THE PROBLEM. For the data that follows, report how many lines contain the word "their", and nothing else.

Stored items.

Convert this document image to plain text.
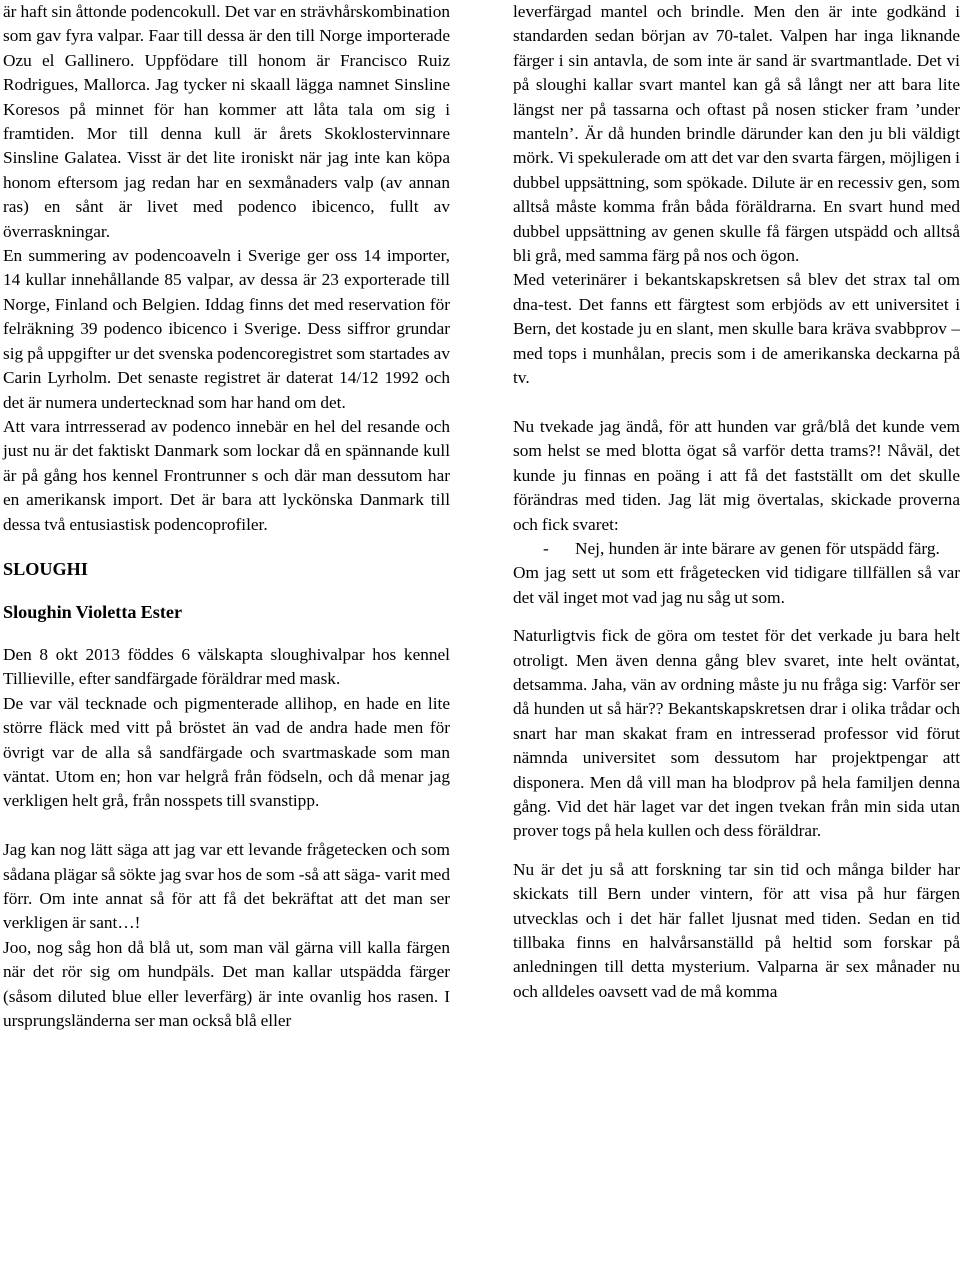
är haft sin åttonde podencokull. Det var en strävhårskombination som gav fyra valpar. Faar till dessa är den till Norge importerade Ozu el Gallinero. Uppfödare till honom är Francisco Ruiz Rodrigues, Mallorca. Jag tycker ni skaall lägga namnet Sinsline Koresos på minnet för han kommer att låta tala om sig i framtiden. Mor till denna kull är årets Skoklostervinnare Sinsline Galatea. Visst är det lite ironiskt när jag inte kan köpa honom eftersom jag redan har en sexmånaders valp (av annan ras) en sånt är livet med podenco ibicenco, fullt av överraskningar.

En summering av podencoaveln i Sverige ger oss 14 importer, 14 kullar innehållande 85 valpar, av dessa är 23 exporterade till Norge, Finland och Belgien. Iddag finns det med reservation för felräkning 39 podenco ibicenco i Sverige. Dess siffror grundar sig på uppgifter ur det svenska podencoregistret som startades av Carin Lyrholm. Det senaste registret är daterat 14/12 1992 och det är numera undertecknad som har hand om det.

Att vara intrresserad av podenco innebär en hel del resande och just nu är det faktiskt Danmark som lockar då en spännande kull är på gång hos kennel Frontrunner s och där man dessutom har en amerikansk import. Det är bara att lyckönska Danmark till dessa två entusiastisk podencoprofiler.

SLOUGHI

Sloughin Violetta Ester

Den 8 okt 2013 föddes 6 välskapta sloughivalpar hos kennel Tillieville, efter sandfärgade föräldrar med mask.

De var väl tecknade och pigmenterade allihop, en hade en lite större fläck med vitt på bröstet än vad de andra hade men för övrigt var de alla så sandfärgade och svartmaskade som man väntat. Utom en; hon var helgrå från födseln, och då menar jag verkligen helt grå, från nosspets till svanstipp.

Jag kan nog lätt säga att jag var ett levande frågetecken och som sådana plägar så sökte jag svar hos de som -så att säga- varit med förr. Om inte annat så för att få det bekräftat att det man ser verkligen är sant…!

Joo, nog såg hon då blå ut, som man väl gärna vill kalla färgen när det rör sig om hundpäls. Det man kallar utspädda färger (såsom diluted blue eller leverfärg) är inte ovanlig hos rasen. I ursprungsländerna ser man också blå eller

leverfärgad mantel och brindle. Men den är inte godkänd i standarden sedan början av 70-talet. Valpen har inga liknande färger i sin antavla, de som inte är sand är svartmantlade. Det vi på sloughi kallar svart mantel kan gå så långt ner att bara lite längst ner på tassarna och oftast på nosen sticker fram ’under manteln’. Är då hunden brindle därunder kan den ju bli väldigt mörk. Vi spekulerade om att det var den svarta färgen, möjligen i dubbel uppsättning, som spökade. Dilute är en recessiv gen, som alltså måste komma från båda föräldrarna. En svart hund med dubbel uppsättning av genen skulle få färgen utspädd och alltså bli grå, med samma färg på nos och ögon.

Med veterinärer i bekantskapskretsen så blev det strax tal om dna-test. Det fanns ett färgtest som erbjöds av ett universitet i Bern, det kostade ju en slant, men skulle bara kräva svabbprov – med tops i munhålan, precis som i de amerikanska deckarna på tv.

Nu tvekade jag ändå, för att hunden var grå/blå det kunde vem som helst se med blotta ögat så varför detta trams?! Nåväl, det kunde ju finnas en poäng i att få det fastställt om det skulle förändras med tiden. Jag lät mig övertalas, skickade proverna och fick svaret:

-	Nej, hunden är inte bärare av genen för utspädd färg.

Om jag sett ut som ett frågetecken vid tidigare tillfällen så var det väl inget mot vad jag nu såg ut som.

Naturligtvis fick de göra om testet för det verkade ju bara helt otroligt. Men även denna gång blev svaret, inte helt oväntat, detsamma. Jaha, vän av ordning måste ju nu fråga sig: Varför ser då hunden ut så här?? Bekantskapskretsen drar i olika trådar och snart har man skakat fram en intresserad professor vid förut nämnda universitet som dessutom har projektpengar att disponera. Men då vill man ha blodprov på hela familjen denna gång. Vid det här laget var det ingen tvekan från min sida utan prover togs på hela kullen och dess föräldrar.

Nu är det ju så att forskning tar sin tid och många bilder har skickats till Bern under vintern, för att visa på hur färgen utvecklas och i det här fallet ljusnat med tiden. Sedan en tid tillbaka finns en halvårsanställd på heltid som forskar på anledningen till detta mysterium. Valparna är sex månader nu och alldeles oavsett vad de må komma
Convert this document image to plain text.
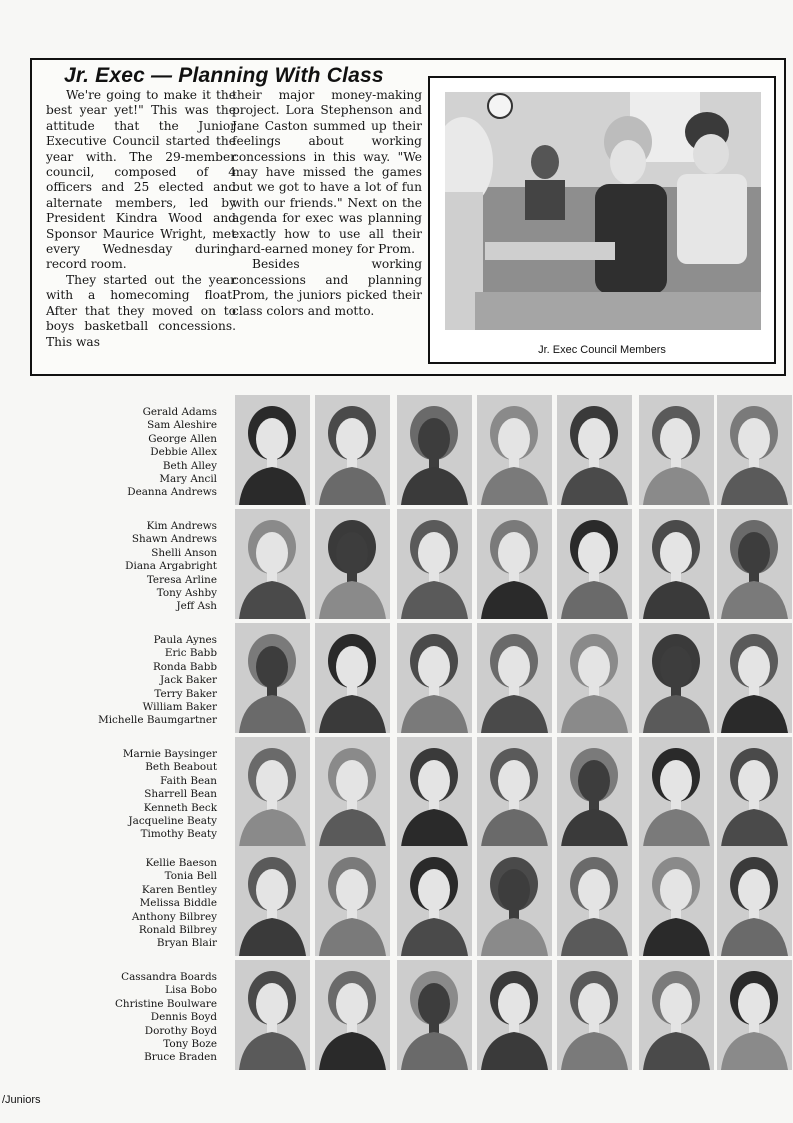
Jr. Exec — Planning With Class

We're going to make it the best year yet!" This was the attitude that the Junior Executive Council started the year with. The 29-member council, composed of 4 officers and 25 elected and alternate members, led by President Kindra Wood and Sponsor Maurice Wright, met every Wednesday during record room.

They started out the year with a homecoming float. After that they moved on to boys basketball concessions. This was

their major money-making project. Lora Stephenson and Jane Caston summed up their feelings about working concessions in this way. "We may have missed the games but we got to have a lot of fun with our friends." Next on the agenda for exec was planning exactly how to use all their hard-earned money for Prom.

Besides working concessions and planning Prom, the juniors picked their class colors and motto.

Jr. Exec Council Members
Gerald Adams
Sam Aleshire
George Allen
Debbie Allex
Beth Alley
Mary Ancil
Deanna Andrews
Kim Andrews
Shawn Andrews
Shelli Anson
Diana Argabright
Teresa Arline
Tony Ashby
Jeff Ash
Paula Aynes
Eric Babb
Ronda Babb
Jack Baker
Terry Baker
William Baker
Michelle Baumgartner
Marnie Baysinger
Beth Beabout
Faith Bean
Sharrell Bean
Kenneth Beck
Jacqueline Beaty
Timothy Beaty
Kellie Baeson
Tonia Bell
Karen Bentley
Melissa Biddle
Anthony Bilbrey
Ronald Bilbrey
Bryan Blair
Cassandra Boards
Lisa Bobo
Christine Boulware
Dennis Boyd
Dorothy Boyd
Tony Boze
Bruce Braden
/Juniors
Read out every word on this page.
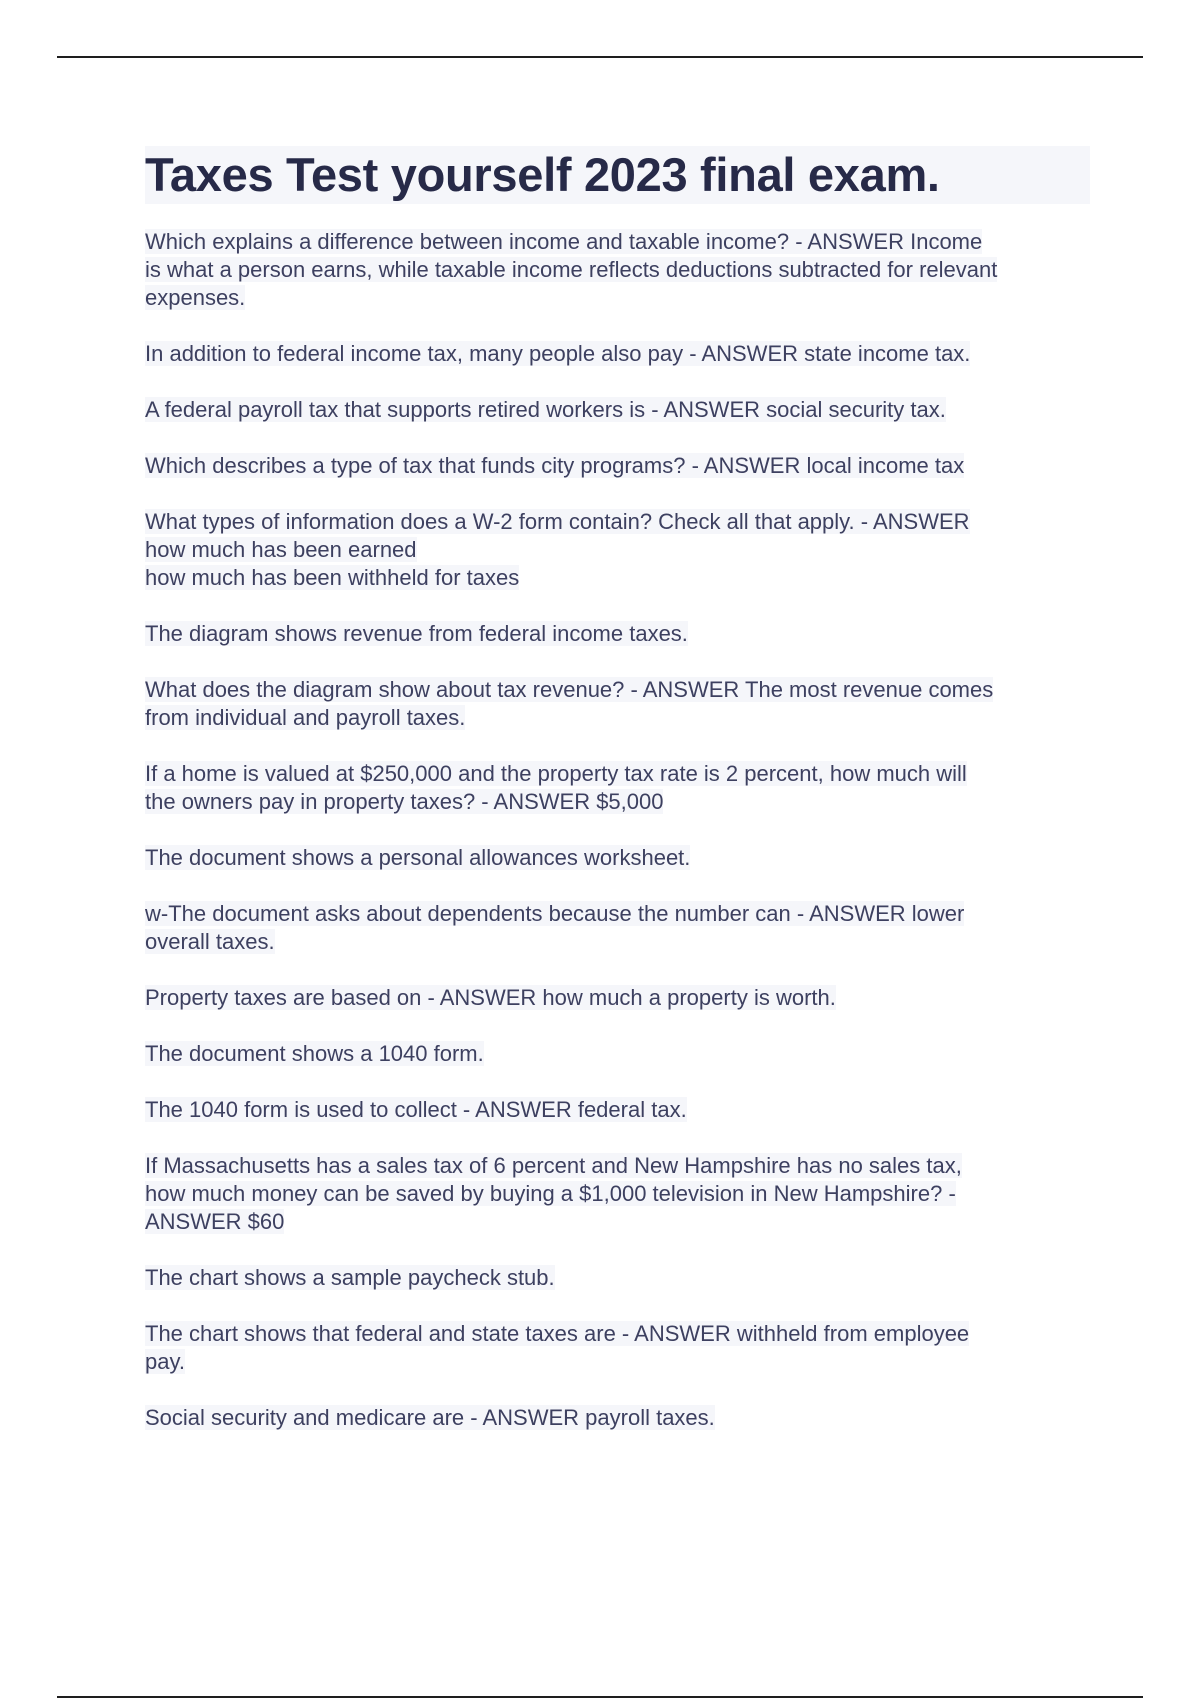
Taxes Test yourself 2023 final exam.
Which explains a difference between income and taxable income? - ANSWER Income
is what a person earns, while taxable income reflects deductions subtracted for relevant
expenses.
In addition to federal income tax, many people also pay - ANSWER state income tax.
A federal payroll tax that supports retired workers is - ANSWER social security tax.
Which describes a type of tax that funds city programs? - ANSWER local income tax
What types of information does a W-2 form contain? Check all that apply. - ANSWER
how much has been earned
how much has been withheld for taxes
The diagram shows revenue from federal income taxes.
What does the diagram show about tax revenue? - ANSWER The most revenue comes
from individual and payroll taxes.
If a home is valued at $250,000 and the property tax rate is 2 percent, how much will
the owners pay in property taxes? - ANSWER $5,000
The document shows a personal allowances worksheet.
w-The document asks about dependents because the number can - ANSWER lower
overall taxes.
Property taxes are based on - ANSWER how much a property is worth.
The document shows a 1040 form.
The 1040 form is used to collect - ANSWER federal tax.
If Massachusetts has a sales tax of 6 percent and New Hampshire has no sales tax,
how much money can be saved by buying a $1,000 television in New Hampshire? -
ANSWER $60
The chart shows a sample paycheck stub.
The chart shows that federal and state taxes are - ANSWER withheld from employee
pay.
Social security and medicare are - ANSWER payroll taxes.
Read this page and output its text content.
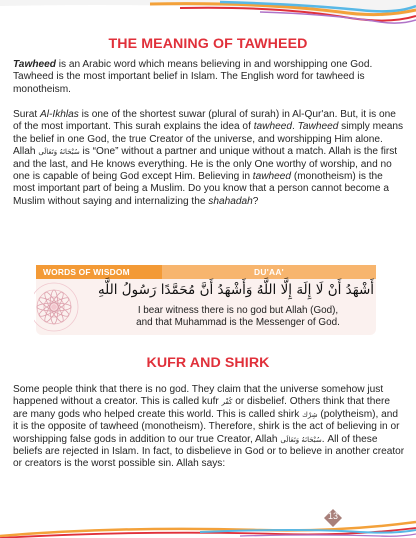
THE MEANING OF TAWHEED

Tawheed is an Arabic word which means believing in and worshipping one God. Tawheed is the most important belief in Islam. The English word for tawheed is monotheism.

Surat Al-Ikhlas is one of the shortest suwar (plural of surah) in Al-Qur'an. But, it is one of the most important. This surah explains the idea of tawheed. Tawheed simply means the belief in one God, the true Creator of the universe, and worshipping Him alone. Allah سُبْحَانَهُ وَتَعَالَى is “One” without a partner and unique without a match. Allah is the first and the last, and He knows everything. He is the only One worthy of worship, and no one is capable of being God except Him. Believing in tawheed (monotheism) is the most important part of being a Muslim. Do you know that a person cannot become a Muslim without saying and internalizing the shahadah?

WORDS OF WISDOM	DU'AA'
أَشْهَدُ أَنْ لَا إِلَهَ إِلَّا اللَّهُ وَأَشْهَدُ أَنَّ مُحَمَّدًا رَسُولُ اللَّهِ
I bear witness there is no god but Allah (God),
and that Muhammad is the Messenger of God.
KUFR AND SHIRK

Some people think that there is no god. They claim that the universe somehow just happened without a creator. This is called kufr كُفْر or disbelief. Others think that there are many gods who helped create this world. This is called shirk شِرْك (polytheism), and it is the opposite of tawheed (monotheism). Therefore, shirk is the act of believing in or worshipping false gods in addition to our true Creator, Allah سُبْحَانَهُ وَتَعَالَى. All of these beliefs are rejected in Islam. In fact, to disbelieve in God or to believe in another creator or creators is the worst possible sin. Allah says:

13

RESPONSE BELOW. 2